The data below must be copied in full and without any change.

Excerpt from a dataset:
## start

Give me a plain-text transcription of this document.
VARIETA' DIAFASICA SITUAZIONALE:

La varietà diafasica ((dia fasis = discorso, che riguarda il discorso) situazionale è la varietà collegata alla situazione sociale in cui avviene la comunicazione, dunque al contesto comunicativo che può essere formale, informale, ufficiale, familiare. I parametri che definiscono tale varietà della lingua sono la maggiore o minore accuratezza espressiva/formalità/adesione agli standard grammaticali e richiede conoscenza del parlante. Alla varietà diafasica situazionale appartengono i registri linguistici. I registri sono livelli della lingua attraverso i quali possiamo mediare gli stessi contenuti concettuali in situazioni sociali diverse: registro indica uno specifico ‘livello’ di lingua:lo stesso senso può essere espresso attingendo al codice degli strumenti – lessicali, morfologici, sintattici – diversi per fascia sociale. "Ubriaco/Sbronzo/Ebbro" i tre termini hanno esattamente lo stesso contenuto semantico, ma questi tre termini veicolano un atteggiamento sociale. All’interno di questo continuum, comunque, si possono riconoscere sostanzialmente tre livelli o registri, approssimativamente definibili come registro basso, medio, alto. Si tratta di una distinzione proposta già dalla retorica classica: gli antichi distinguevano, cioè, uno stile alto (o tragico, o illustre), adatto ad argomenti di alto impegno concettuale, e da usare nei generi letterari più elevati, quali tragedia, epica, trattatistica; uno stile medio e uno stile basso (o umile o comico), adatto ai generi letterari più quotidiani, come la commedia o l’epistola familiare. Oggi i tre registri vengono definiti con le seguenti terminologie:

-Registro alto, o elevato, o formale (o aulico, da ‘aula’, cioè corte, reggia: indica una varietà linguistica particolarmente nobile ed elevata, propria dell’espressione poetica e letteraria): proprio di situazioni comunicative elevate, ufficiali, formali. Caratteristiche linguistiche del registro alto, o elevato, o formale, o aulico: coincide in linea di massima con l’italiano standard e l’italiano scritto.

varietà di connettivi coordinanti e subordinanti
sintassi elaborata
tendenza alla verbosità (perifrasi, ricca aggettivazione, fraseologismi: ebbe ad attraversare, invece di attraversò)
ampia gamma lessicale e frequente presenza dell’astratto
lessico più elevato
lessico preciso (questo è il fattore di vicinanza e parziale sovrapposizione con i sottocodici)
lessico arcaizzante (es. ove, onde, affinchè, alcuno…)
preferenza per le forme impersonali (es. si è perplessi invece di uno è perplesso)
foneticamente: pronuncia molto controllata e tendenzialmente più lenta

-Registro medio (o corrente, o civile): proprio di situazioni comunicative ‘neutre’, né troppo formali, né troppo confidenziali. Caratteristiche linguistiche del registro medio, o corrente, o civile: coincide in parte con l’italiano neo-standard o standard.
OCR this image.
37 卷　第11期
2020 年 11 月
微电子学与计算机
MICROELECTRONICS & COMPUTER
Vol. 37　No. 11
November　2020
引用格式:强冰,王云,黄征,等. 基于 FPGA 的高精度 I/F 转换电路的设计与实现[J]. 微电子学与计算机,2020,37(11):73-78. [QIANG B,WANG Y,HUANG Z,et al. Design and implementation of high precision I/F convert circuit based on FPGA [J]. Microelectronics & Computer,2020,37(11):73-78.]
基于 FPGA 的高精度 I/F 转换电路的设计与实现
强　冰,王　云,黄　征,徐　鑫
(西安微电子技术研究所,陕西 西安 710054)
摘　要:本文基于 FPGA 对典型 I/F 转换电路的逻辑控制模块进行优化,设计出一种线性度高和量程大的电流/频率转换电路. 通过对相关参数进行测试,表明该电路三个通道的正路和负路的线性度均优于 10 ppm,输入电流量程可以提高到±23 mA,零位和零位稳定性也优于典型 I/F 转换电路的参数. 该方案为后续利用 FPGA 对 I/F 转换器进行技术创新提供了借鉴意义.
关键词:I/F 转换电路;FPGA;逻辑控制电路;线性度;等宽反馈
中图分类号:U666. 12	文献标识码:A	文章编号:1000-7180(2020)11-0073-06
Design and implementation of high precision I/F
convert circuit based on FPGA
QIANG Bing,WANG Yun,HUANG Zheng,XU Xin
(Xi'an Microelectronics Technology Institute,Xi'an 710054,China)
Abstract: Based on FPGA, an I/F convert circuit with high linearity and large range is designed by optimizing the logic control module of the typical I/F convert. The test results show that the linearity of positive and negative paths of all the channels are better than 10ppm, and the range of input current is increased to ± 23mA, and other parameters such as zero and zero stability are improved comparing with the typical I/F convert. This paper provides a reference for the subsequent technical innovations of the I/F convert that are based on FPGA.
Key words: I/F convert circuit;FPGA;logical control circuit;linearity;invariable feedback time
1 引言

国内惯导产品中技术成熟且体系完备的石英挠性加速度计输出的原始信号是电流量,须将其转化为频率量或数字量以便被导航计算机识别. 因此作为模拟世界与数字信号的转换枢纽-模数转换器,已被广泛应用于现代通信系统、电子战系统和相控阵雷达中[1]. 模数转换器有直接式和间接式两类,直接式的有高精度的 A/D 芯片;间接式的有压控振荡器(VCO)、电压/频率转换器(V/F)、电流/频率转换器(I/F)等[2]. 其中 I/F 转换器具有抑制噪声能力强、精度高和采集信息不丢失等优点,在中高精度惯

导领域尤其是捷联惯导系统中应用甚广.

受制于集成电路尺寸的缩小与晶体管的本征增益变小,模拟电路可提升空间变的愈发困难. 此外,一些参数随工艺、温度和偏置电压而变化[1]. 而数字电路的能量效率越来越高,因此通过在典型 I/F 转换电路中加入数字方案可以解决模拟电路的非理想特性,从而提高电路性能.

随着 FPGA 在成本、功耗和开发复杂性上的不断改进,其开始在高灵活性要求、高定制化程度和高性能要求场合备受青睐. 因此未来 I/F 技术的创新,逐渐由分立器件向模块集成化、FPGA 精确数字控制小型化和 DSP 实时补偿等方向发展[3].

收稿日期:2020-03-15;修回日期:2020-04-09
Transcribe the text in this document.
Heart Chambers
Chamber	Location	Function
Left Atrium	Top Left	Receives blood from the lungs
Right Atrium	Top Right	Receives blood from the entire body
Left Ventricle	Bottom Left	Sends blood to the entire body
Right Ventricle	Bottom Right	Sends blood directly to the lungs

## end

_Finished answer_.
Give me a plain-text transcription of this document.
VARIETA' DIAFASICA SITUAZIONALE:

La varietà diafasica ((dia fasis = discorso, che riguarda il discorso) situazionale è la varietà collegata alla situazione sociale in cui avviene la comunicazione, dunque al contesto comunicativo che può essere formale, informale, ufficiale, familiare. I parametri che definiscono tale varietà della lingua sono la maggiore o minore accuratezza espressiva/formalità/adesione agli standard grammaticali e richiede conoscenza del parlante. Alla varietà diafasica situazionale appartengono i registri linguistici. I registri sono livelli della lingua attraverso i quali possiamo mediare gli stessi contenuti concettuali in situazioni sociali diverse: registro indica uno specifico ‘livello’ di lingua:lo stesso senso può essere espresso attingendo al codice degli strumenti – lessicali, morfologici, sintattici – diversi per fascia sociale. "Ubriaco/Sbronzo/Ebbro" i tre termini hanno esattamente lo stesso contenuto semantico, ma questi tre termini veicolano un atteggiamento sociale. All’interno di questo continuum, comunque, si possono riconoscere sostanzialmente tre livelli o registri, approssimativamente definibili come registro basso, medio, alto. Si tratta di una distinzione proposta già dalla retorica classica: gli antichi distinguevano, cioè, uno stile alto (o tragico, o illustre), adatto ad argomenti di alto impegno concettuale, e da usare nei generi letterari più elevati, quali tragedia, epica, trattatistica; uno stile medio e uno stile basso (o umile o comico), adatto ai generi letterari più quotidiani, come la commedia o l’epistola familiare. Oggi i tre registri vengono definiti con le seguenti terminologie:

-Registro alto, o elevato, o formale (o aulico, da ‘aula’, cioè corte, reggia: indica una varietà linguistica particolarmente nobile ed elevata, propria dell’espressione poetica e letteraria): proprio di situazioni comunicative elevate, ufficiali, formali. Caratteristiche linguistiche del registro alto, o elevato, o formale, o aulico: coincide in linea di massima con l’italiano standard e l’italiano scritto.

varietà di connettivi coordinanti e subordinanti
sintassi elaborata
tendenza alla verbosità (perifrasi, ricca aggettivazione, fraseologismi: ebbe ad attraversare, invece di attraversò)
ampia gamma lessicale e frequente presenza dell’astratto
lessico più elevato
lessico preciso (questo è il fattore di vicinanza e parziale sovrapposizione con i sottocodici)
lessico arcaizzante (es. ove, onde, affinchè, alcuno…)
preferenza per le forme impersonali (es. si è perplessi invece di uno è perplesso)
foneticamente: pronuncia molto controllata e tendenzialmente più lenta

-Registro medio (o corrente, o civile): proprio di situazioni comunicative ‘neutre’, né troppo formali, né troppo confidenziali. Caratteristiche linguistiche del registro medio, o corrente, o civile: coincide in parte con l’italiano neo-standard o standard.
OCR this image.
37 卷　第11期
2020 年 11 月
微电子学与计算机
MICROELECTRONICS & COMPUTER
Vol. 37　No. 11
November　2020
引用格式:强冰,王云,黄征,等. 基于 FPGA 的高精度 I/F 转换电路的设计与实现[J]. 微电子学与计算机,2020,37(11):73-78. [QIANG B,WANG Y,HUANG Z,et al. Design and implementation of high precision I/F convert circuit based on FPGA [J]. Microelectronics & Computer,2020,37(11):73-78.]
基于 FPGA 的高精度 I/F 转换电路的设计与实现
强　冰,王　云,黄　征,徐　鑫
(西安微电子技术研究所,陕西 西安 710054)
摘　要:本文基于 FPGA 对典型 I/F 转换电路的逻辑控制模块进行优化,设计出一种线性度高和量程大的电流/频率转换电路. 通过对相关参数进行测试,表明该电路三个通道的正路和负路的线性度均优于 10 ppm,输入电流量程可以提高到±23 mA,零位和零位稳定性也优于典型 I/F 转换电路的参数. 该方案为后续利用 FPGA 对 I/F 转换器进行技术创新提供了借鉴意义.
关键词:I/F 转换电路;FPGA;逻辑控制电路;线性度;等宽反馈
中图分类号:U666. 12	文献标识码:A	文章编号:1000-7180(2020)11-0073-06
Design and implementation of high precision I/F
convert circuit based on FPGA
QIANG Bing,WANG Yun,HUANG Zheng,XU Xin
(Xi'an Microelectronics Technology Institute,Xi'an 710054,China)
Abstract: Based on FPGA, an I/F convert circuit with high linearity and large range is designed by optimizing the logic control module of the typical I/F convert. The test results show that the linearity of positive and negative paths of all the channels are better than 10ppm, and the range of input current is increased to ± 23mA, and other parameters such as zero and zero stability are improved comparing with the typical I/F convert. This paper provides a reference for the subsequent technical innovations of the I/F convert that are based on FPGA.
Key words: I/F convert circuit;FPGA;logical control circuit;linearity;invariable feedback time
1 引言

国内惯导产品中技术成熟且体系完备的石英挠性加速度计输出的原始信号是电流量,须将其转化为频率量或数字量以便被导航计算机识别. 因此作为模拟世界与数字信号的转换枢纽-模数转换器,已被广泛应用于现代通信系统、电子战系统和相控阵雷达中[1]. 模数转换器有直接式和间接式两类,直接式的有高精度的 A/D 芯片;间接式的有压控振荡器(VCO)、电压/频率转换器(V/F)、电流/频率转换器(I/F)等[2]. 其中 I/F 转换器具有抑制噪声能力强、精度高和采集信息不丢失等优点,在中高精度惯

导领域尤其是捷联惯导系统中应用甚广.

受制于集成电路尺寸的缩小与晶体管的本征增益变小,模拟电路可提升空间变的愈发困难. 此外,一些参数随工艺、温度和偏置电压而变化[1]. 而数字电路的能量效率越来越高,因此通过在典型 I/F 转换电路中加入数字方案可以解决模拟电路的非理想特性,从而提高电路性能.

随着 FPGA 在成本、功耗和开发复杂性上的不断改进,其开始在高灵活性要求、高定制化程度和高性能要求场合备受青睐. 因此未来 I/F 技术的创新,逐渐由分立器件向模块集成化、FPGA 精确数字控制小型化和 DSP 实时补偿等方向发展[3].

收稿日期:2020-03-15;修回日期:2020-04-09
Transcribe the text in this document.
Heart Chambers
Chamber	Location	Function
Left Atrium	Top Left	Receives blood from the lungs
Right Atrium	Top Right	Receives blood from the entire body
Left Ventricle	Bottom Left	Sends blood to the entire body
Right Ventricle	Bottom Right	Sends blood directly to the lungs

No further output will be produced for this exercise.